> [Stated task]
The listing below should be printed exactly, every line of it. Skip the pictures.

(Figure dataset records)
++++++++++
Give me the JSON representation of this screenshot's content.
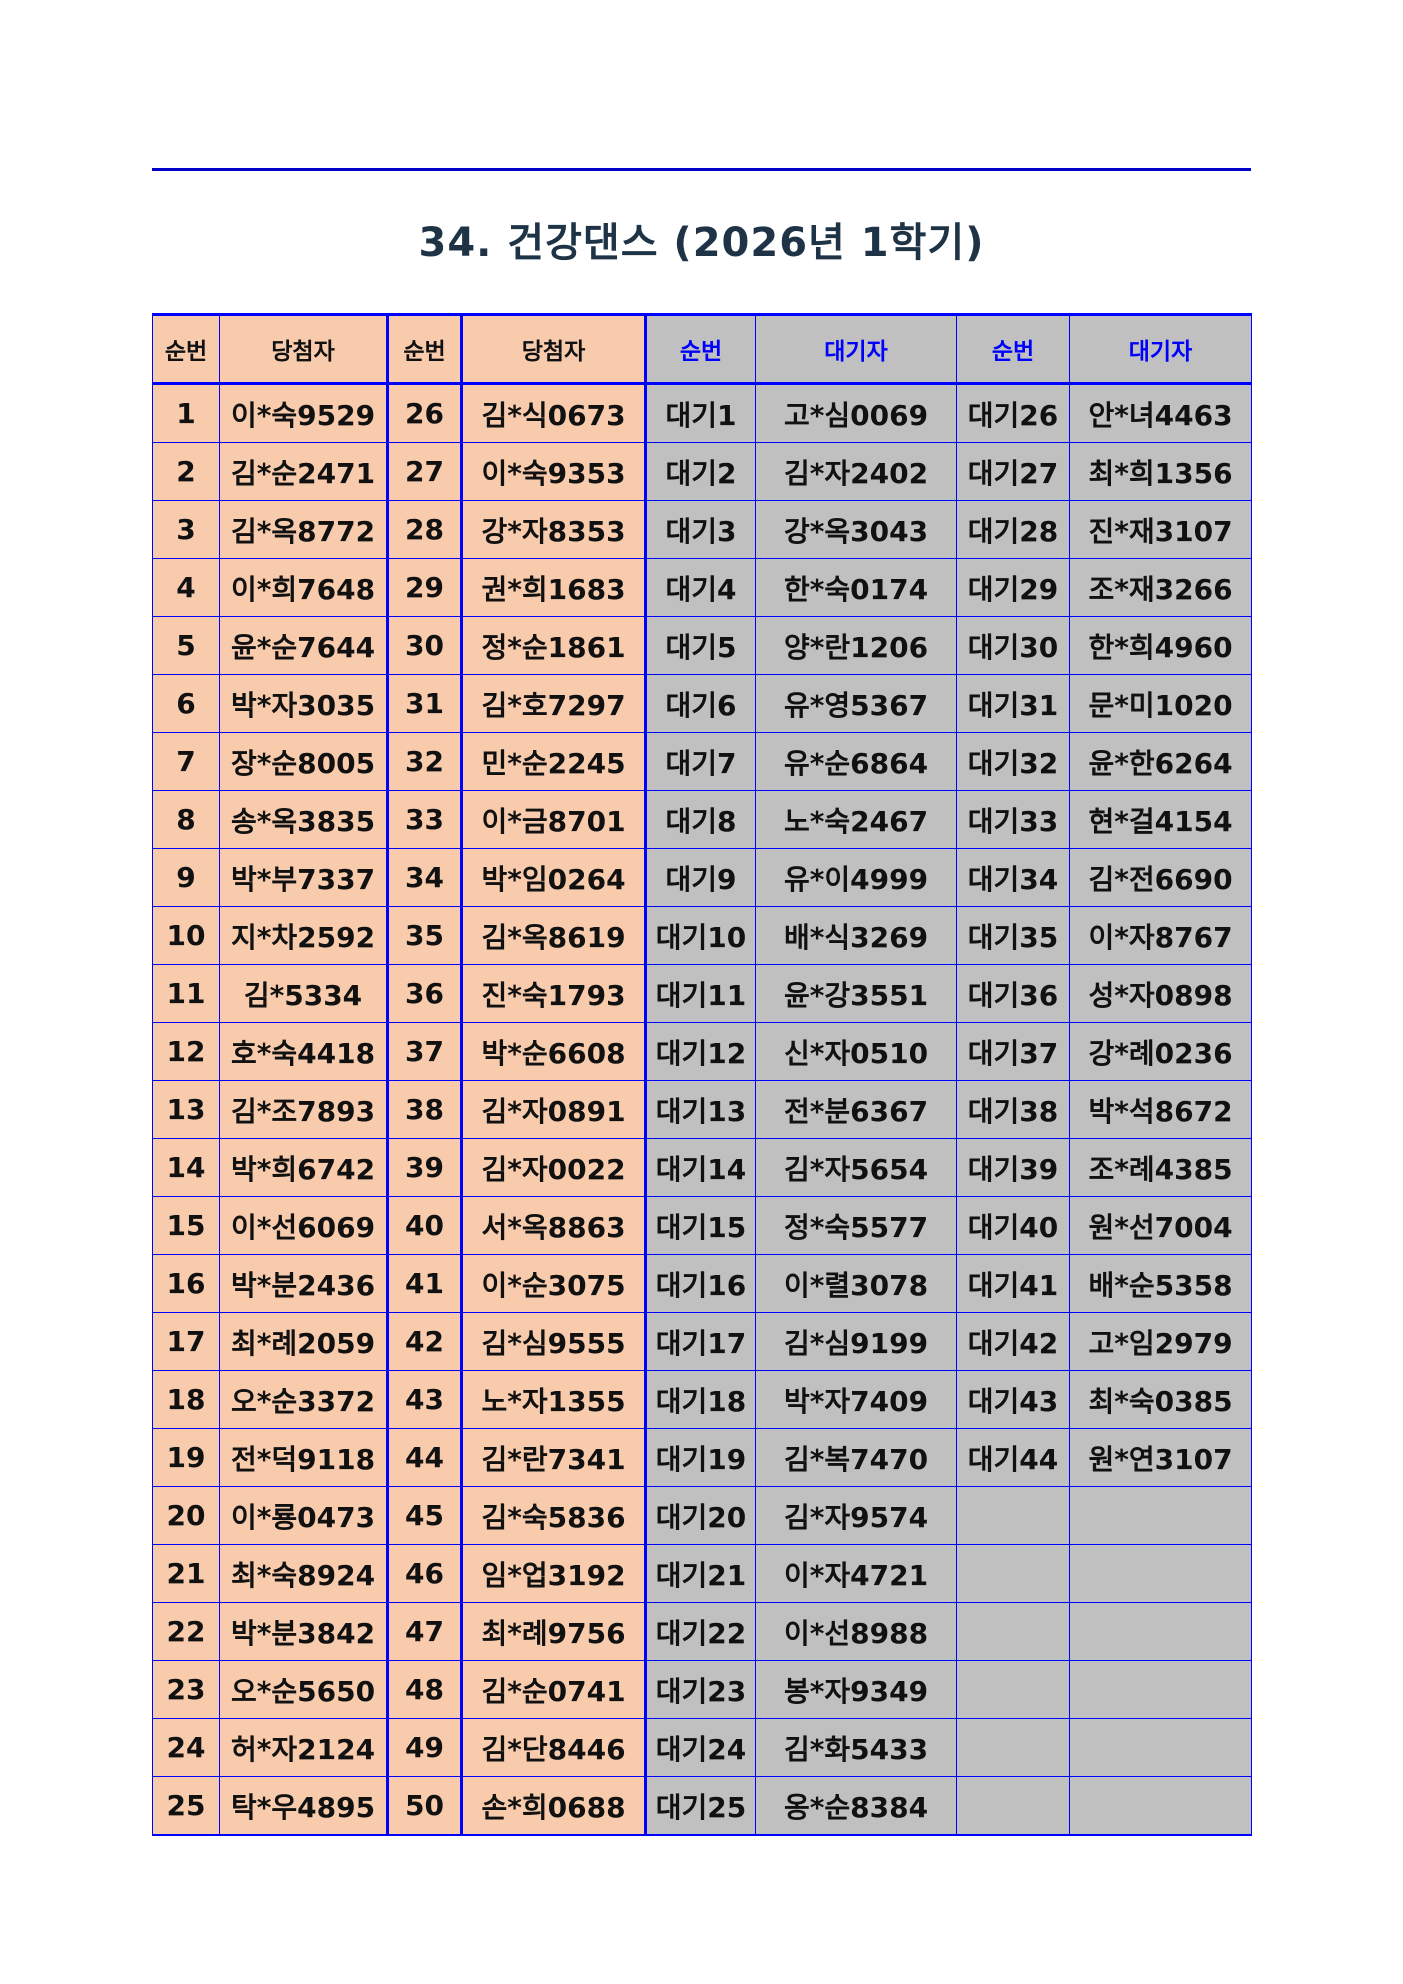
{
  "title": "34. 건강댄스 (2026년 1학기)",
  "colors": {
    "winner_bg": "#f8cbad",
    "waitlist_bg": "#c0c0c0",
    "border": "#0000ff",
    "waitlist_header_text": "#0000ff",
    "title_text": "#1f3347"
  },
  "table": {
    "headers": [
      "순번",
      "당첨자",
      "순번",
      "당첨자",
      "순번",
      "대기자",
      "순번",
      "대기자"
    ],
    "rows": [
      [
        "1",
        "이*숙9529",
        "26",
        "김*식0673",
        "대기1",
        "고*심0069",
        "대기26",
        "안*녀4463"
      ],
      [
        "2",
        "김*순2471",
        "27",
        "이*숙9353",
        "대기2",
        "김*자2402",
        "대기27",
        "최*희1356"
      ],
      [
        "3",
        "김*옥8772",
        "28",
        "강*자8353",
        "대기3",
        "강*옥3043",
        "대기28",
        "진*재3107"
      ],
      [
        "4",
        "이*희7648",
        "29",
        "권*희1683",
        "대기4",
        "한*숙0174",
        "대기29",
        "조*재3266"
      ],
      [
        "5",
        "윤*순7644",
        "30",
        "정*순1861",
        "대기5",
        "양*란1206",
        "대기30",
        "한*희4960"
      ],
      [
        "6",
        "박*자3035",
        "31",
        "김*호7297",
        "대기6",
        "유*영5367",
        "대기31",
        "문*미1020"
      ],
      [
        "7",
        "장*순8005",
        "32",
        "민*순2245",
        "대기7",
        "유*순6864",
        "대기32",
        "윤*한6264"
      ],
      [
        "8",
        "송*옥3835",
        "33",
        "이*금8701",
        "대기8",
        "노*숙2467",
        "대기33",
        "현*걸4154"
      ],
      [
        "9",
        "박*부7337",
        "34",
        "박*임0264",
        "대기9",
        "유*이4999",
        "대기34",
        "김*전6690"
      ],
      [
        "10",
        "지*차2592",
        "35",
        "김*옥8619",
        "대기10",
        "배*식3269",
        "대기35",
        "이*자8767"
      ],
      [
        "11",
        "김*5334",
        "36",
        "진*숙1793",
        "대기11",
        "윤*강3551",
        "대기36",
        "성*자0898"
      ],
      [
        "12",
        "호*숙4418",
        "37",
        "박*순6608",
        "대기12",
        "신*자0510",
        "대기37",
        "강*례0236"
      ],
      [
        "13",
        "김*조7893",
        "38",
        "김*자0891",
        "대기13",
        "전*분6367",
        "대기38",
        "박*석8672"
      ],
      [
        "14",
        "박*희6742",
        "39",
        "김*자0022",
        "대기14",
        "김*자5654",
        "대기39",
        "조*례4385"
      ],
      [
        "15",
        "이*선6069",
        "40",
        "서*옥8863",
        "대기15",
        "정*숙5577",
        "대기40",
        "원*선7004"
      ],
      [
        "16",
        "박*분2436",
        "41",
        "이*순3075",
        "대기16",
        "이*렬3078",
        "대기41",
        "배*순5358"
      ],
      [
        "17",
        "최*례2059",
        "42",
        "김*심9555",
        "대기17",
        "김*심9199",
        "대기42",
        "고*임2979"
      ],
      [
        "18",
        "오*순3372",
        "43",
        "노*자1355",
        "대기18",
        "박*자7409",
        "대기43",
        "최*숙0385"
      ],
      [
        "19",
        "전*덕9118",
        "44",
        "김*란7341",
        "대기19",
        "김*복7470",
        "대기44",
        "원*연3107"
      ],
      [
        "20",
        "이*룡0473",
        "45",
        "김*숙5836",
        "대기20",
        "김*자9574",
        "",
        ""
      ],
      [
        "21",
        "최*숙8924",
        "46",
        "임*업3192",
        "대기21",
        "이*자4721",
        "",
        ""
      ],
      [
        "22",
        "박*분3842",
        "47",
        "최*례9756",
        "대기22",
        "이*선8988",
        "",
        ""
      ],
      [
        "23",
        "오*순5650",
        "48",
        "김*순0741",
        "대기23",
        "봉*자9349",
        "",
        ""
      ],
      [
        "24",
        "허*자2124",
        "49",
        "김*단8446",
        "대기24",
        "김*화5433",
        "",
        ""
      ],
      [
        "25",
        "탁*우4895",
        "50",
        "손*희0688",
        "대기25",
        "옹*순8384",
        "",
        ""
      ]
    ]
  }
}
++++++++++
> [Written solution]
Give me the JSON representation of this screenshot's content.
{
  "title": "34. 건강댄스 (2026년 1학기)",
  "colors": {
    "winner_bg": "#f8cbad",
    "waitlist_bg": "#c0c0c0",
    "border": "#0000ff",
    "waitlist_header_text": "#0000ff",
    "title_text": "#1f3347"
  },
  "table": {
    "headers": [
      "순번",
      "당첨자",
      "순번",
      "당첨자",
      "순번",
      "대기자",
      "순번",
      "대기자"
    ],
    "rows": [
      [
        "1",
        "이*숙9529",
        "26",
        "김*식0673",
        "대기1",
        "고*심0069",
        "대기26",
        "안*녀4463"
      ],
      [
        "2",
        "김*순2471",
        "27",
        "이*숙9353",
        "대기2",
        "김*자2402",
        "대기27",
        "최*희1356"
      ],
      [
        "3",
        "김*옥8772",
        "28",
        "강*자8353",
        "대기3",
        "강*옥3043",
        "대기28",
        "진*재3107"
      ],
      [
        "4",
        "이*희7648",
        "29",
        "권*희1683",
        "대기4",
        "한*숙0174",
        "대기29",
        "조*재3266"
      ],
      [
        "5",
        "윤*순7644",
        "30",
        "정*순1861",
        "대기5",
        "양*란1206",
        "대기30",
        "한*희4960"
      ],
      [
        "6",
        "박*자3035",
        "31",
        "김*호7297",
        "대기6",
        "유*영5367",
        "대기31",
        "문*미1020"
      ],
      [
        "7",
        "장*순8005",
        "32",
        "민*순2245",
        "대기7",
        "유*순6864",
        "대기32",
        "윤*한6264"
      ],
      [
        "8",
        "송*옥3835",
        "33",
        "이*금8701",
        "대기8",
        "노*숙2467",
        "대기33",
        "현*걸4154"
      ],
      [
        "9",
        "박*부7337",
        "34",
        "박*임0264",
        "대기9",
        "유*이4999",
        "대기34",
        "김*전6690"
      ],
      [
        "10",
        "지*차2592",
        "35",
        "김*옥8619",
        "대기10",
        "배*식3269",
        "대기35",
        "이*자8767"
      ],
      [
        "11",
        "김*5334",
        "36",
        "진*숙1793",
        "대기11",
        "윤*강3551",
        "대기36",
        "성*자0898"
      ],
      [
        "12",
        "호*숙4418",
        "37",
        "박*순6608",
        "대기12",
        "신*자0510",
        "대기37",
        "강*례0236"
      ],
      [
        "13",
        "김*조7893",
        "38",
        "김*자0891",
        "대기13",
        "전*분6367",
        "대기38",
        "박*석8672"
      ],
      [
        "14",
        "박*희6742",
        "39",
        "김*자0022",
        "대기14",
        "김*자5654",
        "대기39",
        "조*례4385"
      ],
      [
        "15",
        "이*선6069",
        "40",
        "서*옥8863",
        "대기15",
        "정*숙5577",
        "대기40",
        "원*선7004"
      ],
      [
        "16",
        "박*분2436",
        "41",
        "이*순3075",
        "대기16",
        "이*렬3078",
        "대기41",
        "배*순5358"
      ],
      [
        "17",
        "최*례2059",
        "42",
        "김*심9555",
        "대기17",
        "김*심9199",
        "대기42",
        "고*임2979"
      ],
      [
        "18",
        "오*순3372",
        "43",
        "노*자1355",
        "대기18",
        "박*자7409",
        "대기43",
        "최*숙0385"
      ],
      [
        "19",
        "전*덕9118",
        "44",
        "김*란7341",
        "대기19",
        "김*복7470",
        "대기44",
        "원*연3107"
      ],
      [
        "20",
        "이*룡0473",
        "45",
        "김*숙5836",
        "대기20",
        "김*자9574",
        "",
        ""
      ],
      [
        "21",
        "최*숙8924",
        "46",
        "임*업3192",
        "대기21",
        "이*자4721",
        "",
        ""
      ],
      [
        "22",
        "박*분3842",
        "47",
        "최*례9756",
        "대기22",
        "이*선8988",
        "",
        ""
      ],
      [
        "23",
        "오*순5650",
        "48",
        "김*순0741",
        "대기23",
        "봉*자9349",
        "",
        ""
      ],
      [
        "24",
        "허*자2124",
        "49",
        "김*단8446",
        "대기24",
        "김*화5433",
        "",
        ""
      ],
      [
        "25",
        "탁*우4895",
        "50",
        "손*희0688",
        "대기25",
        "옹*순8384",
        "",
        ""
      ]
    ]
  }
}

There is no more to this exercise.